▶ Aim
Reproduce each of the lines word for word.

▶ Data lines
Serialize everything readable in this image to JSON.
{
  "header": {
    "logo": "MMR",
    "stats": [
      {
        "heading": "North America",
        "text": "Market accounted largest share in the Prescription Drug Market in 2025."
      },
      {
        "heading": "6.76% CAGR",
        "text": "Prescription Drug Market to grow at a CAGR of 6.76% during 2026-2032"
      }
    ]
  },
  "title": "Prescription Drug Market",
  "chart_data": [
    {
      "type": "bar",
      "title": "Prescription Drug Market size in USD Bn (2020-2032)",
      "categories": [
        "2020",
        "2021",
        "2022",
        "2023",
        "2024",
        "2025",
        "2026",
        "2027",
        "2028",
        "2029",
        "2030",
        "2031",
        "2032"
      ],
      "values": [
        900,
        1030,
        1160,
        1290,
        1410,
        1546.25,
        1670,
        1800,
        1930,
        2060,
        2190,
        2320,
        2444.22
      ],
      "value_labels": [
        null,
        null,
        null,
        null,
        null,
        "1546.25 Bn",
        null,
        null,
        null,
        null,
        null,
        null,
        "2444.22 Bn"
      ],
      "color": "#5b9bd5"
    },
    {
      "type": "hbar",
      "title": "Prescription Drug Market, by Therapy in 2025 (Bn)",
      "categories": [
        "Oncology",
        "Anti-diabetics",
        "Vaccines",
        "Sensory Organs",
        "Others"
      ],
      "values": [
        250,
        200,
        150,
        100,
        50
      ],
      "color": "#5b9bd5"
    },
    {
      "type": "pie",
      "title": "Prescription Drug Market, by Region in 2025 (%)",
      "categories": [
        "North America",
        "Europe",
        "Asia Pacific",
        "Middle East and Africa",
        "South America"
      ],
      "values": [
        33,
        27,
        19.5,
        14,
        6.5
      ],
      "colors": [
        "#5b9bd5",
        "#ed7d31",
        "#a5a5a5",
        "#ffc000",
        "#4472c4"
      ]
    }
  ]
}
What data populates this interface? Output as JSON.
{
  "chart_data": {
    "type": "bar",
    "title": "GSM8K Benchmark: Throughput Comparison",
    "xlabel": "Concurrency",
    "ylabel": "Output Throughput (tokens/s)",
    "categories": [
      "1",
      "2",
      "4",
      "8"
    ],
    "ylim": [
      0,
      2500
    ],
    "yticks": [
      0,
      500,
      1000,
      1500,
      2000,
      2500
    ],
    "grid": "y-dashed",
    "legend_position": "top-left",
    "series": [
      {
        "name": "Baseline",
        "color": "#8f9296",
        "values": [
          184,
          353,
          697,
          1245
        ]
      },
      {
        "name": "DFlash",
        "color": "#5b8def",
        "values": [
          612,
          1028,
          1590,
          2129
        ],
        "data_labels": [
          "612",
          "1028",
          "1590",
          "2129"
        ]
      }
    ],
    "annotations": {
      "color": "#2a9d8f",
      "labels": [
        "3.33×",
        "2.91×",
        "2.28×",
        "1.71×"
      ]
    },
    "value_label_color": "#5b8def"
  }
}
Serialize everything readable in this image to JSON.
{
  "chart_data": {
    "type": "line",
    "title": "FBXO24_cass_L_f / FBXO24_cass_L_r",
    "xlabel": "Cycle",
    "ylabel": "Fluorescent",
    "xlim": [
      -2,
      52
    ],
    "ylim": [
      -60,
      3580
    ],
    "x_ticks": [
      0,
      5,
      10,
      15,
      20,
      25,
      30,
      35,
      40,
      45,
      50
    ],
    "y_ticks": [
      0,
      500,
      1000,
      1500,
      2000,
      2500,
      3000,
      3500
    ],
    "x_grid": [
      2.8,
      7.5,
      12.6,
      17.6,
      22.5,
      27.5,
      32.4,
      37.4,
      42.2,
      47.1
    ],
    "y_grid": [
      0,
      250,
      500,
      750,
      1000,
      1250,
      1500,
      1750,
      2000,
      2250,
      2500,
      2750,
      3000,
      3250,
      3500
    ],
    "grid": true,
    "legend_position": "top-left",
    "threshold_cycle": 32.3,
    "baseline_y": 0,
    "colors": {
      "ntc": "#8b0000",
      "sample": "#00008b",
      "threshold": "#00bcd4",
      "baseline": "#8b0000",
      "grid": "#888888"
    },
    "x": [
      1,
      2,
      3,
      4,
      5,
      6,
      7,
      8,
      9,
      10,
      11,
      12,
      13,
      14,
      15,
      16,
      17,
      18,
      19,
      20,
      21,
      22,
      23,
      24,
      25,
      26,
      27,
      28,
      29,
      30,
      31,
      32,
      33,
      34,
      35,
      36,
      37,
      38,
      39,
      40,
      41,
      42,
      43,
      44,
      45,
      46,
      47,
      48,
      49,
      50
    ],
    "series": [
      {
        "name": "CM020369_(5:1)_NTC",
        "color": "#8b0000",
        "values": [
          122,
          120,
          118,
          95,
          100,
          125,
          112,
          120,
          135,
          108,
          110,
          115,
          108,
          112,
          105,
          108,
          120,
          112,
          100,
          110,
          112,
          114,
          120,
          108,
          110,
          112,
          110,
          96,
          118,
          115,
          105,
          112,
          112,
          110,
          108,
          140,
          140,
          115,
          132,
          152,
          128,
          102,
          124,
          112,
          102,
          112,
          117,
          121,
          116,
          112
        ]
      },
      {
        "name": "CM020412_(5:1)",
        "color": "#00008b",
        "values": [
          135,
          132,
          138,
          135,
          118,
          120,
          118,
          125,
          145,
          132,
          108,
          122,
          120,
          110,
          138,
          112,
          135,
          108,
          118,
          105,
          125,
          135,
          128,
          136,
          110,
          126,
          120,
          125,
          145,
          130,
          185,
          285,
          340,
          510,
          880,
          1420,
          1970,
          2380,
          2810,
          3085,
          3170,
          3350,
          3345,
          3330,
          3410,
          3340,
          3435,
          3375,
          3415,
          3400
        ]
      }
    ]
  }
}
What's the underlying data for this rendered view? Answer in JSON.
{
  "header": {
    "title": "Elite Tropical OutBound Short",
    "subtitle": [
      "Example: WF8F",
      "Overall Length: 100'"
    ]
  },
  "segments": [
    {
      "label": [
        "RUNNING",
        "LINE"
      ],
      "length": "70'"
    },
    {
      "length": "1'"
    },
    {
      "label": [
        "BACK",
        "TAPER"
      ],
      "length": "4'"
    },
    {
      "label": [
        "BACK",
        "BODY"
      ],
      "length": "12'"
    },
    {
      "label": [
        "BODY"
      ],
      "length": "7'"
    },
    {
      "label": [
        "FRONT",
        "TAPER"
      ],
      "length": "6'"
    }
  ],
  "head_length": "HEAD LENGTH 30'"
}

▶ Final result
Serialize everything readable in this image to JSON.
{
  "header": {
    "logo": "MMR",
    "stats": [
      {
        "heading": "North America",
        "text": "Market accounted largest share in the Prescription Drug Market in 2025."
      },
      {
        "heading": "6.76% CAGR",
        "text": "Prescription Drug Market to grow at a CAGR of 6.76% during 2026-2032"
      }
    ]
  },
  "title": "Prescription Drug Market",
  "chart_data": [
    {
      "type": "bar",
      "title": "Prescription Drug Market size in USD Bn (2020-2032)",
      "categories": [
        "2020",
        "2021",
        "2022",
        "2023",
        "2024",
        "2025",
        "2026",
        "2027",
        "2028",
        "2029",
        "2030",
        "2031",
        "2032"
      ],
      "values": [
        900,
        1030,
        1160,
        1290,
        1410,
        1546.25,
        1670,
        1800,
        1930,
        2060,
        2190,
        2320,
        2444.22
      ],
      "value_labels": [
        null,
        null,
        null,
        null,
        null,
        "1546.25 Bn",
        null,
        null,
        null,
        null,
        null,
        null,
        "2444.22 Bn"
      ],
      "color": "#5b9bd5"
    },
    {
      "type": "hbar",
      "title": "Prescription Drug Market, by Therapy in 2025 (Bn)",
      "categories": [
        "Oncology",
        "Anti-diabetics",
        "Vaccines",
        "Sensory Organs",
        "Others"
      ],
      "values": [
        250,
        200,
        150,
        100,
        50
      ],
      "color": "#5b9bd5"
    },
    {
      "type": "pie",
      "title": "Prescription Drug Market, by Region in 2025 (%)",
      "categories": [
        "North America",
        "Europe",
        "Asia Pacific",
        "Middle East and Africa",
        "South America"
      ],
      "values": [
        33,
        27,
        19.5,
        14,
        6.5
      ],
      "colors": [
        "#5b9bd5",
        "#ed7d31",
        "#a5a5a5",
        "#ffc000",
        "#4472c4"
      ]
    }
  ]
}
What data populates this interface? Output as JSON.
{
  "chart_data": {
    "type": "bar",
    "title": "GSM8K Benchmark: Throughput Comparison",
    "xlabel": "Concurrency",
    "ylabel": "Output Throughput (tokens/s)",
    "categories": [
      "1",
      "2",
      "4",
      "8"
    ],
    "ylim": [
      0,
      2500
    ],
    "yticks": [
      0,
      500,
      1000,
      1500,
      2000,
      2500
    ],
    "grid": "y-dashed",
    "legend_position": "top-left",
    "series": [
      {
        "name": "Baseline",
        "color": "#8f9296",
        "values": [
          184,
          353,
          697,
          1245
        ]
      },
      {
        "name": "DFlash",
        "color": "#5b8def",
        "values": [
          612,
          1028,
          1590,
          2129
        ],
        "data_labels": [
          "612",
          "1028",
          "1590",
          "2129"
        ]
      }
    ],
    "annotations": {
      "color": "#2a9d8f",
      "labels": [
        "3.33×",
        "2.91×",
        "2.28×",
        "1.71×"
      ]
    },
    "value_label_color": "#5b8def"
  }
}
Serialize everything readable in this image to JSON.
{
  "chart_data": {
    "type": "line",
    "title": "FBXO24_cass_L_f / FBXO24_cass_L_r",
    "xlabel": "Cycle",
    "ylabel": "Fluorescent",
    "xlim": [
      -2,
      52
    ],
    "ylim": [
      -60,
      3580
    ],
    "x_ticks": [
      0,
      5,
      10,
      15,
      20,
      25,
      30,
      35,
      40,
      45,
      50
    ],
    "y_ticks": [
      0,
      500,
      1000,
      1500,
      2000,
      2500,
      3000,
      3500
    ],
    "x_grid": [
      2.8,
      7.5,
      12.6,
      17.6,
      22.5,
      27.5,
      32.4,
      37.4,
      42.2,
      47.1
    ],
    "y_grid": [
      0,
      250,
      500,
      750,
      1000,
      1250,
      1500,
      1750,
      2000,
      2250,
      2500,
      2750,
      3000,
      3250,
      3500
    ],
    "grid": true,
    "legend_position": "top-left",
    "threshold_cycle": 32.3,
    "baseline_y": 0,
    "colors": {
      "ntc": "#8b0000",
      "sample": "#00008b",
      "threshold": "#00bcd4",
      "baseline": "#8b0000",
      "grid": "#888888"
    },
    "x": [
      1,
      2,
      3,
      4,
      5,
      6,
      7,
      8,
      9,
      10,
      11,
      12,
      13,
      14,
      15,
      16,
      17,
      18,
      19,
      20,
      21,
      22,
      23,
      24,
      25,
      26,
      27,
      28,
      29,
      30,
      31,
      32,
      33,
      34,
      35,
      36,
      37,
      38,
      39,
      40,
      41,
      42,
      43,
      44,
      45,
      46,
      47,
      48,
      49,
      50
    ],
    "series": [
      {
        "name": "CM020369_(5:1)_NTC",
        "color": "#8b0000",
        "values": [
          122,
          120,
          118,
          95,
          100,
          125,
          112,
          120,
          135,
          108,
          110,
          115,
          108,
          112,
          105,
          108,
          120,
          112,
          100,
          110,
          112,
          114,
          120,
          108,
          110,
          112,
          110,
          96,
          118,
          115,
          105,
          112,
          112,
          110,
          108,
          140,
          140,
          115,
          132,
          152,
          128,
          102,
          124,
          112,
          102,
          112,
          117,
          121,
          116,
          112
        ]
      },
      {
        "name": "CM020412_(5:1)",
        "color": "#00008b",
        "values": [
          135,
          132,
          138,
          135,
          118,
          120,
          118,
          125,
          145,
          132,
          108,
          122,
          120,
          110,
          138,
          112,
          135,
          108,
          118,
          105,
          125,
          135,
          128,
          136,
          110,
          126,
          120,
          125,
          145,
          130,
          185,
          285,
          340,
          510,
          880,
          1420,
          1970,
          2380,
          2810,
          3085,
          3170,
          3350,
          3345,
          3330,
          3410,
          3340,
          3435,
          3375,
          3415,
          3400
        ]
      }
    ]
  }
}
What's the underlying data for this rendered view? Answer in JSON.
{
  "header": {
    "title": "Elite Tropical OutBound Short",
    "subtitle": [
      "Example: WF8F",
      "Overall Length: 100'"
    ]
  },
  "segments": [
    {
      "label": [
        "RUNNING",
        "LINE"
      ],
      "length": "70'"
    },
    {
      "length": "1'"
    },
    {
      "label": [
        "BACK",
        "TAPER"
      ],
      "length": "4'"
    },
    {
      "label": [
        "BACK",
        "BODY"
      ],
      "length": "12'"
    },
    {
      "label": [
        "BODY"
      ],
      "length": "7'"
    },
    {
      "label": [
        "FRONT",
        "TAPER"
      ],
      "length": "6'"
    }
  ],
  "head_length": "HEAD LENGTH 30'"
}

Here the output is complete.